▶ **TEXT EXTRACT**:

MotoGP

Ducati shouldn’t even think about a 2024 Bastianini-Martin swap

by Valentin Khorounzhiy
6 min read

That both Ducati and Jorge Martin have treated the prospect of a 2024 factory line-up change like something of an open secret for the last month or so doesn’t make it less jarring.

Enea Bastianini’s triumph over Martin in their head-to-head to partner Pecco Bagnaia was supposed to lock him in for a two-year spell – that’s normally how MotoGP factory teams operate.

But while it was a two-year deal for him, the promise of ‘equal status’ with the Pramac-staying Martin seems to have implied the possibility of a mid-contract swap at Ducati’s convenience.

It’s a smart thing to bake in a contract when you’re the absolute top factory in the sport and get to dictate terms, and when the riders presumably understand that any number of their rivals would have their seat in a heartbeat. Had Bastianini flopped completely with a factory promotion, or had he and Bagnaia simply proved a terrible combination, it’s the kind of fallback that would come in handy.

▶ **MATERIAL PROVIDED**:
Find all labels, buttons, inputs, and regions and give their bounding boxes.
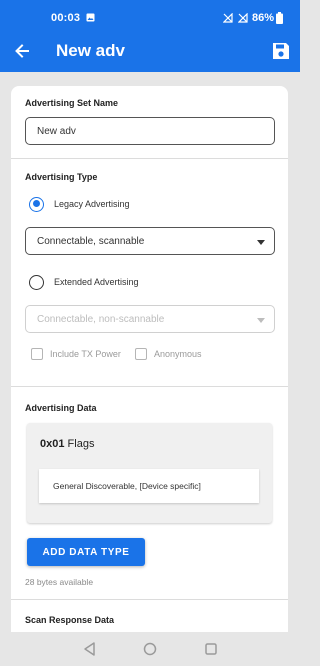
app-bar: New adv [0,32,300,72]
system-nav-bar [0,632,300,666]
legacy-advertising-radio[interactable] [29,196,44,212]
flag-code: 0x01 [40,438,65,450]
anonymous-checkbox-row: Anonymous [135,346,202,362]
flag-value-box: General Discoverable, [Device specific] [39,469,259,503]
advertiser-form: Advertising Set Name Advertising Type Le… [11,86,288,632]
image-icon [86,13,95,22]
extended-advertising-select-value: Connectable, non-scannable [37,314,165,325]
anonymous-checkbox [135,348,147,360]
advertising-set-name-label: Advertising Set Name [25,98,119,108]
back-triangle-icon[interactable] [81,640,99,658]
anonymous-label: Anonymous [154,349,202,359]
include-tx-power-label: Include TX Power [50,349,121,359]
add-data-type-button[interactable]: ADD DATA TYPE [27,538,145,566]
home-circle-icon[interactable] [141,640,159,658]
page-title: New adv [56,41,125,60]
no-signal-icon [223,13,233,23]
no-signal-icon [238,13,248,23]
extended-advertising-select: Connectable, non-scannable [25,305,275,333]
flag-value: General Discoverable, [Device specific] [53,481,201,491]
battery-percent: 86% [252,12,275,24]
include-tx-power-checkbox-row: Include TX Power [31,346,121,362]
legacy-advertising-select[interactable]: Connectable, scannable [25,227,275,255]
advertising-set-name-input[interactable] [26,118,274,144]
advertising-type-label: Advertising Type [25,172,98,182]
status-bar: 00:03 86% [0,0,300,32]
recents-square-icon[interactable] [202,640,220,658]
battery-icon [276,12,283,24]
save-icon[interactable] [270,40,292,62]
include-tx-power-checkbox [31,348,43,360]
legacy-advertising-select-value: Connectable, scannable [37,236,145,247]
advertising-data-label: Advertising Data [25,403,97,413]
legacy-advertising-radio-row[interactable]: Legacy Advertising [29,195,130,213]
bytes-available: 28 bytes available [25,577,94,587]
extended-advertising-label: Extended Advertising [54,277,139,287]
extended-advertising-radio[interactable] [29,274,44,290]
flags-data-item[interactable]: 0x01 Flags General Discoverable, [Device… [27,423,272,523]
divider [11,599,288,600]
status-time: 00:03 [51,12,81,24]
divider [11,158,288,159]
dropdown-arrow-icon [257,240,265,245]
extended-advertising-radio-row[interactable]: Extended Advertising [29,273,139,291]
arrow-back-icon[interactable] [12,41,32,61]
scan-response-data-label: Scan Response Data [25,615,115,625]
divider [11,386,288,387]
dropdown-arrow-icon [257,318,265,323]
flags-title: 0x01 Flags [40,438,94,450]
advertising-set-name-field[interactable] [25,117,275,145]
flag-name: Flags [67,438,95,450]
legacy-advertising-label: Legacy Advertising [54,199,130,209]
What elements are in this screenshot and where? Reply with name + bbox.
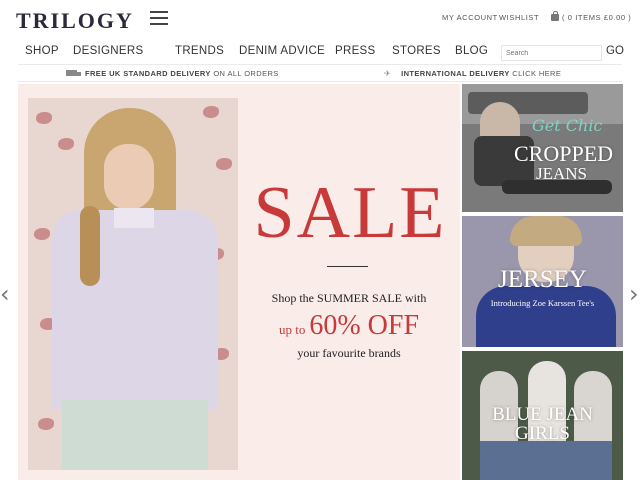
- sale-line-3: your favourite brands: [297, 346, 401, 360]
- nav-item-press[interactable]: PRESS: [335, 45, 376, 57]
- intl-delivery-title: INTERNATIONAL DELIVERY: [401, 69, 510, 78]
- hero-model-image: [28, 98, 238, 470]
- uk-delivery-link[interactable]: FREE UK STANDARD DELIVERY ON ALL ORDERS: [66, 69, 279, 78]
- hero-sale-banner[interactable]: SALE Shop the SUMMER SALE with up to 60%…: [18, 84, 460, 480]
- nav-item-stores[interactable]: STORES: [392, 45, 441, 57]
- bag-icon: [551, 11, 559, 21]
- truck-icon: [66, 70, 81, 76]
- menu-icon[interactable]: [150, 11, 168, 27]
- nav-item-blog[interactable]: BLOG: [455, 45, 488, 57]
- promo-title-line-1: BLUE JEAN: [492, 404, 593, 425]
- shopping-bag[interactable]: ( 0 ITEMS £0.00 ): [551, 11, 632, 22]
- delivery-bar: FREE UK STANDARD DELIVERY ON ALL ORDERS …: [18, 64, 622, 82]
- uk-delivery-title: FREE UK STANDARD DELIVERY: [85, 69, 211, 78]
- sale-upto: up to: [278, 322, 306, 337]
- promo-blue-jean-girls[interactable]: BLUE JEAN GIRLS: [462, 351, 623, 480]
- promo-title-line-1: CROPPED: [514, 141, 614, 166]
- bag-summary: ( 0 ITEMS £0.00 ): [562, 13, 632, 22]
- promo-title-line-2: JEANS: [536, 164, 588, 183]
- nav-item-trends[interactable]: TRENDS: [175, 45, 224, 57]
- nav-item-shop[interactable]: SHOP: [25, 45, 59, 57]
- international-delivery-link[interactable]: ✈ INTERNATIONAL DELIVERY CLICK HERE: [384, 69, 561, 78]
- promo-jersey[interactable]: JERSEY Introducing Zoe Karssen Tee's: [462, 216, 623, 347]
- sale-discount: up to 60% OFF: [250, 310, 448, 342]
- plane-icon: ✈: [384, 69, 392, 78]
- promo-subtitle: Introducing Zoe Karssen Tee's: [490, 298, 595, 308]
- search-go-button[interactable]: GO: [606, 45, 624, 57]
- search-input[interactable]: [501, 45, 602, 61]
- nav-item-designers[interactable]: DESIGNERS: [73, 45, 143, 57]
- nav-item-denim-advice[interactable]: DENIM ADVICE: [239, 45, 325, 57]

▶ **WHAT THE TASK REQUIRES**: Reproduce the passage of the article on Ducati's rider line-up between "That both Ducati" and "at Ducati’s convenience.", inclusive. The rows are separate material and have no connection to the article on Ducati's rider line-up.

▶ **EXERCISE OUTPUT**:
That both Ducati and Jorge Martin have treated the prospect of a 2024 factory line-up change like something of an open secret for the last month or so doesn’t make it less jarring.

Enea Bastianini’s triumph over Martin in their head-to-head to partner Pecco Bagnaia was supposed to lock him in for a two-year spell – that’s normally how MotoGP factory teams operate.

But while it was a two-year deal for him, the promise of ‘equal status’ with the Pramac-staying Martin seems to have implied the possibility of a mid-contract swap at Ducati’s convenience.